WHAT YOU WILL DO »
Report each line of the data that includes the word "especially".

DATA EXCERPTS »
----

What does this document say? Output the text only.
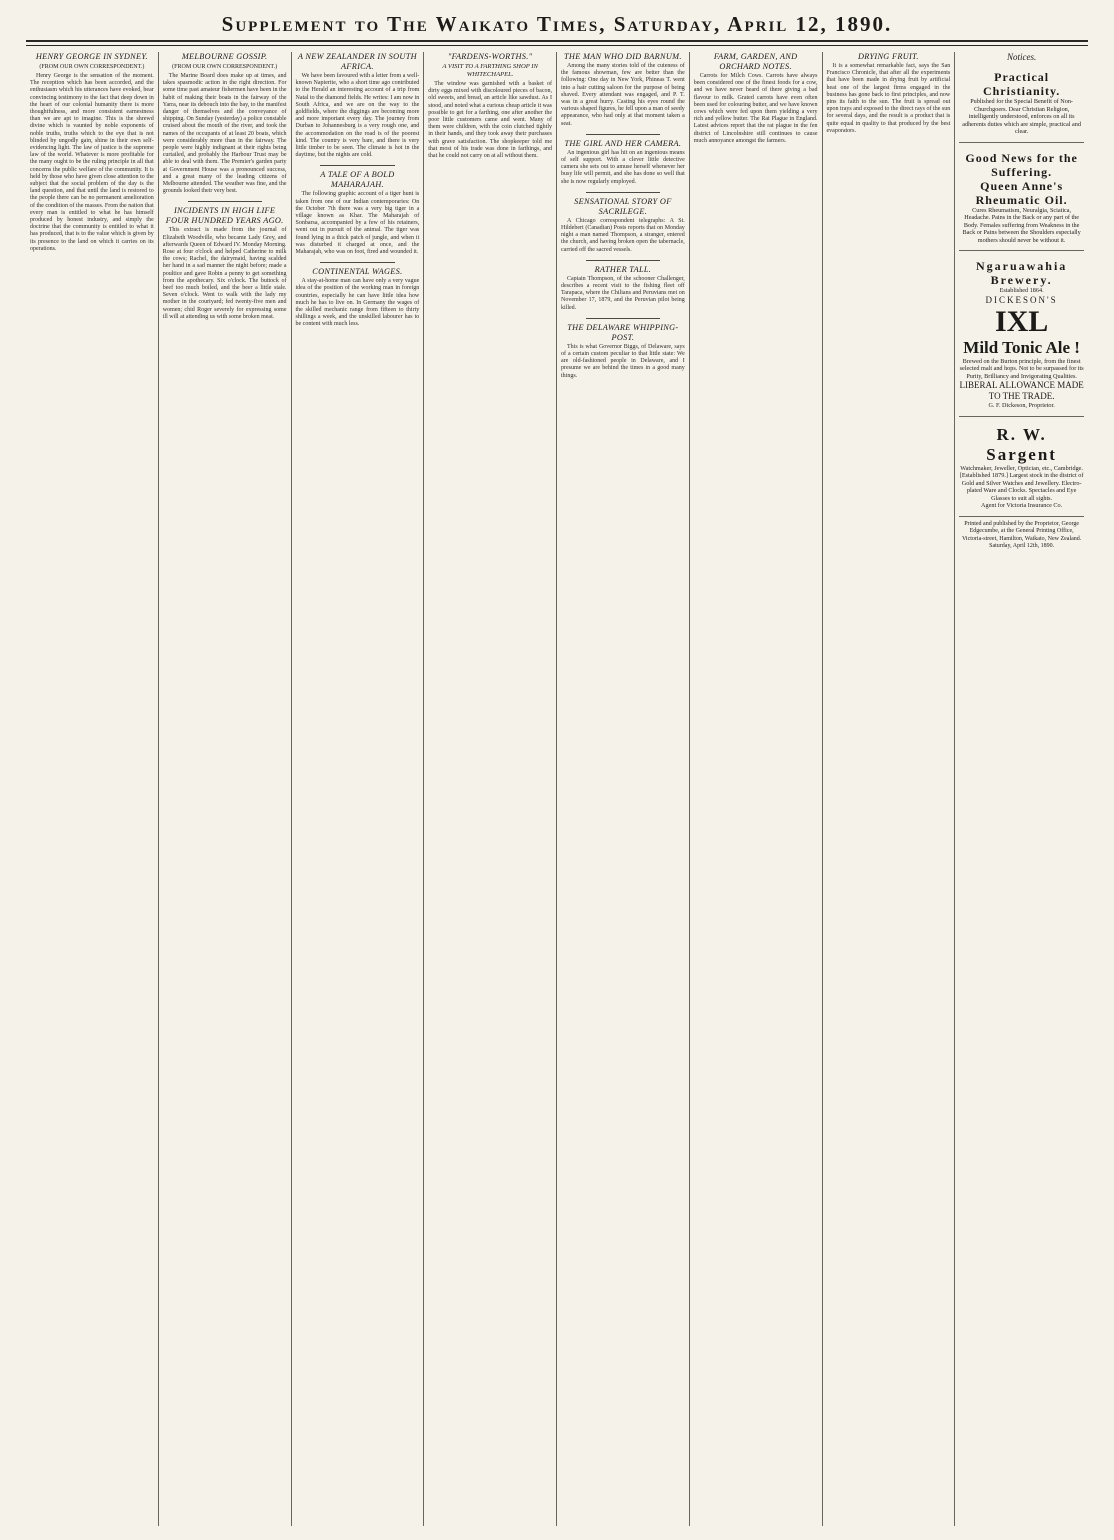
Supplement to The Waikato Times, Saturday, April 12, 1890.
HENRY GEORGE IN SYDNEY.
(FROM OUR OWN CORRESPONDENT.)
Henry George is the sensation of the moment. The reception which has been accorded, and the enthusiasm which his utterances have evoked, bear convincing testimony to the fact that deep down in the heart of our colonial humanity there is more thoughtfulness, and more consistent earnestness than we are apt to imagine. This is the shrewd divine which is vaunted by noble exponents of noble truths, truths which to the eye that is not blinded by ungodly gain, shine in their own self-evidencing light. The law of justice is the supreme law of the world. Whatever is more profitable for the many ought to be the ruling principle in all that concerns the public welfare of the community. It is held by those who have given close attention to the subject that the social problem of the day is the land question, and that until the land is restored to the people there can be no permanent amelioration of the condition of the masses. From the nation that every man is entitled to what he has himself produced by honest industry, and simply the doctrine that the community is entitled to what it has produced, that is to the value which is given by its presence to the land on which it carries on its operations.
MELBOURNE GOSSIP.
(FROM OUR OWN CORRESPONDENT.)
The Marine Board does make up at times, and takes spasmodic action in the right direction. For some time past amateur fishermen have been in the habit of making their boats in the fairway of the Yarra, near its debouch into the bay, to the manifest danger of themselves and the conveyance of shipping. On Sunday (yesterday) a police constable cruised about the mouth of the river, and took the names of the occupants of at least 20 boats, which were considerably more than in the fairway. The people were highly indignant at their rights being curtailed, and probably the Harbour Trust may be able to deal with them. The Premier's garden party at Government House was a pronounced success, and a great many of the leading citizens of Melbourne attended. The weather was fine, and the grounds looked their very best.
INCIDENTS IN HIGH LIFE FOUR HUNDRED YEARS AGO.
This extract is made from the journal of Elizabeth Woodville, who became Lady Grey, and afterwards Queen of Edward IV. Monday Morning. Rose at four o'clock and helped Catherine to milk the cows; Rachel, the dairymaid, having scalded her hand in a sad manner the night before; made a poultice and gave Robin a penny to get something from the apothecary. Six o'clock. The buttock of beef too much boiled, and the beer a little stale. Seven o'clock. Went to walk with the lady my mother in the courtyard; fed twenty-five men and women; chid Roger severely for expressing some ill will at attending us with some broken meat.
A NEW ZEALANDER IN SOUTH AFRICA.
We have been favoured with a letter from a well-known Napierite, who a short time ago contributed to the Herald an interesting account of a trip from Natal to the diamond fields. He writes: I am now in South Africa, and we are on the way to the goldfields, where the diggings are becoming more and more important every day. The journey from Durban to Johannesburg is a very rough one, and the accommodation on the road is of the poorest kind. The country is very bare, and there is very little timber to be seen. The climate is hot in the daytime, but the nights are cold.
A TALE OF A BOLD MAHARAJAH.
The following graphic account of a tiger hunt is taken from one of our Indian contemporaries: On the October 7th there was a very big tiger in a village known as Khar. The Maharajah of Sonbarsa, accompanied by a few of his retainers, went out in pursuit of the animal. The tiger was found lying in a thick patch of jungle, and when it was disturbed it charged at once, and the Maharajah, who was on foot, fired and wounded it.
CONTINENTAL WAGES.
A stay-at-home man can have only a very vague idea of the position of the working man in foreign countries, especially he can have little idea how much he has to live on. In Germany the wages of the skilled mechanic range from fifteen to thirty shillings a week, and the unskilled labourer has to be content with much less.
"FARDENS-WORTHS."
A VISIT TO A FARTHING SHOP IN WHITECHAPEL.
The window was garnished with a basket of dirty eggs mixed with discoloured pieces of bacon, old sweets, and bread, an article like sawdust. As I stood, and noted what a curious cheap article it was possible to get for a farthing, one after another the poor little customers came and went. Many of them were children, with the coin clutched tightly in their hands, and they took away their purchases with grave satisfaction. The shopkeeper told me that most of his trade was done in farthings, and that he could not carry on at all without them.
THE MAN WHO DID BARNUM.
Among the many stories told of the cuteness of the famous showman, few are better than the following: One day in New York, Phineas T. went into a hair cutting saloon for the purpose of being shaved. Every attendant was engaged, and P. T. was in a great hurry. Casting his eyes round the various shaped figures, he fell upon a man of seedy appearance, who had only at that moment taken a seat.
THE GIRL AND HER CAMERA.
An ingenious girl has hit on an ingenious means of self support. With a clever little detective camera she sets out to amuse herself whenever her busy life will permit, and she has done so well that she is now regularly employed.
SENSATIONAL STORY OF SACRILEGE.
A Chicago correspondent telegraphs: A St. Hildebert (Canadian) Posts reports that on Monday night a man named Thompson, a stranger, entered the church, and having broken open the tabernacle, carried off the sacred vessels.
RATHER TALL.
Captain Thompson, of the schooner Challenger, describes a recent visit to the fishing fleet off Tarapaca, where the Chilians and Peruvians met on November 17, 1879, and the Peruvian pilot being killed.
THE DELAWARE WHIPPING-POST.
This is what Governor Biggs, of Delaware, says of a certain custom peculiar to that little state: We are old-fashioned people in Delaware, and I presume we are behind the times in a good many things.
FARM, GARDEN, AND ORCHARD NOTES.
Carrots for Milch Cows. Carrots have always been considered one of the finest foods for a cow, and we have never heard of there giving a bad flavour to milk. Grated carrots have even often been used for colouring butter, and we have known cows which were fed upon them yielding a very rich and yellow butter. The Rat Plague in England. Latest advices report that the rat plague in the fen district of Lincolnshire still continues to cause much annoyance amongst the farmers.
DRYING FRUIT.
It is a somewhat remarkable fact, says the San Francisco Chronicle, that after all the experiments that have been made in drying fruit by artificial heat one of the largest firms engaged in the business has gone back to first principles, and now pins its faith to the sun. The fruit is spread out upon trays and exposed to the direct rays of the sun for several days, and the result is a product that is quite equal in quality to that produced by the best evaporators.
Notices.
Practical Christianity.
Published for the Special Benefit of Non-Churchgoers. Dear Christian Religion, intelligently understood, enforces on all its adherents duties which are simple, practical and clear.
Good News for the Suffering.
Queen Anne's Rheumatic Oil.
Cures Rheumatism, Neuralgia, Sciatica, Headache. Pains in the Back or any part of the Body. Females suffering from Weakness in the Back or Pains between the Shoulders especially mothers should never be without it.
Ngaruawahia Brewery.
Established 1864.
DICKESON'S
IXL
Mild Tonic Ale !
Brewed on the Burton principle, from the finest selected malt and hops. Not to be surpassed for its Purity, Brilliancy and Invigorating Qualities.
LIBERAL ALLOWANCE MADE TO THE TRADE.
G. F. Dickeson, Proprietor.
R. W. Sargent
Watchmaker, Jeweller, Optician, etc., Cambridge. [Established 1879.] Largest stock in the district of Gold and Silver Watches and Jewellery. Electro-plated Ware and Clocks. Spectacles and Eye Glasses to suit all sights.
Agent for Victoria Insurance Co.
Printed and published by the Proprietor, George Edgecumbe, at the General Printing Office, Victoria-street, Hamilton, Waikato, New Zealand. Saturday, April 12th, 1890.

----

EXPECTED ANSWER »
A stay-at-home man can have only a very vague idea of the position of the working man in foreign countries, especially he can have little idea how much he has to live on. In Germany the wages of the skilled mechanic range from fifteen to thirty shillings a week, and the unskilled labourer has to be content with much less.
Cures Rheumatism, Neuralgia, Sciatica, Headache. Pains in the Back or any part of the Body. Females suffering from Weakness in the Back or Pains between the Shoulders especially mothers should never be without it.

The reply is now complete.